## SUPPLIED TEXT
Issue: When stress testing thousands of alerts in UIM the syncing to Spectrum Oneclick stops.
Required: As we want to move from VAIM to UIM we need to ship alerts from UIM to Spectrum with the spectrumgtw probe.
Observed under normal load: unidirectional alerts UIM-->Spectrum work fine. Alerts are sync'd to Spectrum every 30 seconds.
We needed to stress test the generation and syncing of alerts as network outages can create potentially thousands of alerts. When creating a large number of simultaneous alerts it appears to break the syncing of alerts from UIM to Spectrum Oneclick.
Spectrum 20.2.3 (10.4.2.1.73)
Spectrumgtw probe 8.68HF1
nas probe 9.32
ems probe 10.25
alarm_enrichment probe 9.32
trellis probe 20.30
What I have tried so far.
1) Spectrumgtw Probe
Tried restarting the Spectrumgtw probe. This seems to sync the alerts once but then is unable to sync every 30 seconds.
I can't see anything in the logs of interest.
2) UIM side
Found some info from an old kb worth a try.
1 - deactivate ems, nas, alarm_enrichment, spectrumgtw
2 - delete the following folder in the ems directory
\Nimsoft\probes\service\ems\db (delete the db folder as there are changes in 10.17 and we need to have a clean db)
3 - delete the spectrumgtw cache (to ensure we start with clean data)
\Nimsoft\probes\gateway\spectrumgtw\cache (delete the cache dir)

## INPUT DATA
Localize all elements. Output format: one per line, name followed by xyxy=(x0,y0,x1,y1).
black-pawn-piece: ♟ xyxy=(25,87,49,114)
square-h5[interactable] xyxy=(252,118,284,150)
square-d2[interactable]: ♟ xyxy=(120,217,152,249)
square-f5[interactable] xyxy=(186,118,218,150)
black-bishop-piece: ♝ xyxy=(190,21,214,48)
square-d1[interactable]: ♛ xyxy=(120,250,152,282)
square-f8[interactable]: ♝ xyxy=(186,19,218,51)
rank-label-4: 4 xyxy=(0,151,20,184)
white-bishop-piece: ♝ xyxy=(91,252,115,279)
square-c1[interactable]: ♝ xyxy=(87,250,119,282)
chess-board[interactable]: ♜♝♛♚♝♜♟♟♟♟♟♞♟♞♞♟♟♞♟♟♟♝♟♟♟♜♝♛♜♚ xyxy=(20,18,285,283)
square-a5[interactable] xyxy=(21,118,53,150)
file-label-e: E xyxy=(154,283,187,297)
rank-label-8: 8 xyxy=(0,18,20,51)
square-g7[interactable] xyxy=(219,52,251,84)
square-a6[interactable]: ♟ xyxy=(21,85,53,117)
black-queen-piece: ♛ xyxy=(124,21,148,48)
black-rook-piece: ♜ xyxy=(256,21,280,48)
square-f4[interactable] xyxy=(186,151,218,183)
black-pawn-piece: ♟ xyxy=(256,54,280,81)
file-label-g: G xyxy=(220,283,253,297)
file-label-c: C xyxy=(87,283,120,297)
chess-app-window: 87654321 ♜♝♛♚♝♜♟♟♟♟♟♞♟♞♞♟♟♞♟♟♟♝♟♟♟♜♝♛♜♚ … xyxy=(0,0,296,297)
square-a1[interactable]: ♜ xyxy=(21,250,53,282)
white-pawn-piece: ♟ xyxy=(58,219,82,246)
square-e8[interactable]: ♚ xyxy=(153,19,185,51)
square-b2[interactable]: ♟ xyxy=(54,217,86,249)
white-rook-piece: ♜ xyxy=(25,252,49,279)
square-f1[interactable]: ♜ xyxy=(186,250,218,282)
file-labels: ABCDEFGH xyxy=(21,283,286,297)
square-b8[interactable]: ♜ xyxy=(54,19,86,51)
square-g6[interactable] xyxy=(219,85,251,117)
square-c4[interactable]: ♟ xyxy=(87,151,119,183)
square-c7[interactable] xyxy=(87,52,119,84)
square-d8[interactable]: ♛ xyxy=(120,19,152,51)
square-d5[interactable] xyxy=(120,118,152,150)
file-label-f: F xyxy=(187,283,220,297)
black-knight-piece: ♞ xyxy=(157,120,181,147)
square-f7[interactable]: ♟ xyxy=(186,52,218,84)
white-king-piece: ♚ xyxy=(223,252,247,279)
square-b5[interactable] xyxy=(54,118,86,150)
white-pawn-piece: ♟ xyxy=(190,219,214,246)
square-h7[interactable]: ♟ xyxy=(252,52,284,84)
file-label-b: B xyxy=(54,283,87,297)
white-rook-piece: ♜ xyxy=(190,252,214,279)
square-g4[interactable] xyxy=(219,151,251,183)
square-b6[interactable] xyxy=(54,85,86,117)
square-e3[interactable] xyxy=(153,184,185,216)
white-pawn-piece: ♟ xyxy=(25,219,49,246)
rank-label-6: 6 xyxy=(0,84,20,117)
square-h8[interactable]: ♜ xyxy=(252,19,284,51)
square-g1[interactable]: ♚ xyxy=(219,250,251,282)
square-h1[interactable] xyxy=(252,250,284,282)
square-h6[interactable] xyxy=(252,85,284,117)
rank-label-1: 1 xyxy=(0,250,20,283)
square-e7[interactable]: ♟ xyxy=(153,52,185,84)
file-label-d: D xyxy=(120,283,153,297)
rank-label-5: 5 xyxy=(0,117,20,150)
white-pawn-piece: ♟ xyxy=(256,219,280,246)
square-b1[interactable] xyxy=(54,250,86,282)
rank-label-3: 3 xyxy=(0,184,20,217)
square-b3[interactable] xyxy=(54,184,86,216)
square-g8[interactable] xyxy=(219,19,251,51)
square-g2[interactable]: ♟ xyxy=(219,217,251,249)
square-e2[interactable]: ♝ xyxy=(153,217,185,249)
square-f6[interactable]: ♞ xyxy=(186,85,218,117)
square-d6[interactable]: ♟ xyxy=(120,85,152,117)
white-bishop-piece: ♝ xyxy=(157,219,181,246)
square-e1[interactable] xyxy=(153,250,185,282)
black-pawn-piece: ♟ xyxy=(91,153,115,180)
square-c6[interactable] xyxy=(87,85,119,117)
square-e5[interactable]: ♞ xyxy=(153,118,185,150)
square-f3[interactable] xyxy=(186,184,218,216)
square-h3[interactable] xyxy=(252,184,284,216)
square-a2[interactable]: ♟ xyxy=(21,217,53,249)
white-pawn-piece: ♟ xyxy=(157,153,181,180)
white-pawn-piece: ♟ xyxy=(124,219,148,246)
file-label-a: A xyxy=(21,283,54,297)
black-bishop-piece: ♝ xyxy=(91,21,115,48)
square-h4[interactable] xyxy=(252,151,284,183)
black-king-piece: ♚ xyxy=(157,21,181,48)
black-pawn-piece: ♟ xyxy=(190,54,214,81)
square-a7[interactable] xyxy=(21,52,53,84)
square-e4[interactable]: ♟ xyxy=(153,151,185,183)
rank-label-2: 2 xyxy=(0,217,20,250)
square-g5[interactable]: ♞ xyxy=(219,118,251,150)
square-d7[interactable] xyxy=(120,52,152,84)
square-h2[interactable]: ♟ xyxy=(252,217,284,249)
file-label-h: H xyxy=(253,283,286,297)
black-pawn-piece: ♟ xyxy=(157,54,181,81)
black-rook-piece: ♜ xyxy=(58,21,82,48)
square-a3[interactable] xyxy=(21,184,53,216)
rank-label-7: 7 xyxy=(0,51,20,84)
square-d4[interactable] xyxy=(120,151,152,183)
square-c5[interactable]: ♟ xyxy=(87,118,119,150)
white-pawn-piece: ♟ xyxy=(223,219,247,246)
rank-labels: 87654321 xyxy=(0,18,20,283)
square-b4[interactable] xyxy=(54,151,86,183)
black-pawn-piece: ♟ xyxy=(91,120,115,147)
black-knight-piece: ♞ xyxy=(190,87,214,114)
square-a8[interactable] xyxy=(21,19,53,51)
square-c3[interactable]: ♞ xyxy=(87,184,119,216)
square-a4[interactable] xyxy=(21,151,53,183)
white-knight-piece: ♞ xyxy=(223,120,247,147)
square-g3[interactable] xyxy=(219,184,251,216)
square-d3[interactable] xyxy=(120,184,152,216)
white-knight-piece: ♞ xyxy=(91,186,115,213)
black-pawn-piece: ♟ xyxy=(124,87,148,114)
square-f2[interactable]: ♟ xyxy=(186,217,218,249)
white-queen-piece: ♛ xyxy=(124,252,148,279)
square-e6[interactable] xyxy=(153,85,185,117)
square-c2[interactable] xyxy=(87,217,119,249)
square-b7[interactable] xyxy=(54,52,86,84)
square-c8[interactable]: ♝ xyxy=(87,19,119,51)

## STATED PROBLEM A
Transcribe the entries word for word, from their first line down to the line containing "square-d1[interactable]: ♛ xyxy=(120,250,152,282)", including both of those lines.
## STATED PROBLEM B
Write the next part of the forum post on syncing UIM alerts to Spectrum, picking up after its final line.
The forum post on syncing UIM alerts to Spectrum and the entries are unrelated material.

## WRITTEN ANSWER A
Localize all elements. Output format: one per line, name followed by xyxy=(x0,y0,x1,y1).
black-pawn-piece: ♟ xyxy=(25,87,49,114)
square-h5[interactable] xyxy=(252,118,284,150)
square-d2[interactable]: ♟ xyxy=(120,217,152,249)
square-f5[interactable] xyxy=(186,118,218,150)
black-bishop-piece: ♝ xyxy=(190,21,214,48)
square-d1[interactable]: ♛ xyxy=(120,250,152,282)

## WRITTEN ANSWER B
4 - delete ems db
5 - activate the alarm_enrichment probe
activate the nas probe
activate the ems probe
6 - deactivate trellis and activate (Don't think this was needed but saw it in a KB)
7 - activate the spectrumgtw probe
This does not seem to do much. On one occasion the alerts started flowing about 20 minutes after doing this procedure. But I have not been able to recreate it.
3) Spectrum side
In our lab we have two spectrum landscapes that we are using so that we can test multitenancy. Bring down the main Spectro server and the Secondary Spectro server to Inactive. Reboot the main Spectro Server and restart databases on both.
The result of this is about 6 or 7 alerts coming through and then stopping again.
On two occasions the alerts started working again on their own without any intervention. Once overnight and the other time 20 minutes later after doing remedial actions #2 (UIM side) above.
When everything is working I can recreate the issue to make alerts stop working.
I do this by generating an "alert storm" of 5000 alerts. This effectively breaks the syncing of alerts but I cannot find what is actually breaking.
I can provide any other info requested. Logs, server specs, heap sizes. I can share a screen here to troubleshoot as well.
Our plan is to retire VAIM and use UIM exclusively for server alerting. We must use Spectrum Global Collections for the Enterprise Command Centre Dashboard views as this is what they use.
We cannot move UIM to production until we isolate the issue we are having and document a complete recovery procedure should support staff need to get the alerts moving again.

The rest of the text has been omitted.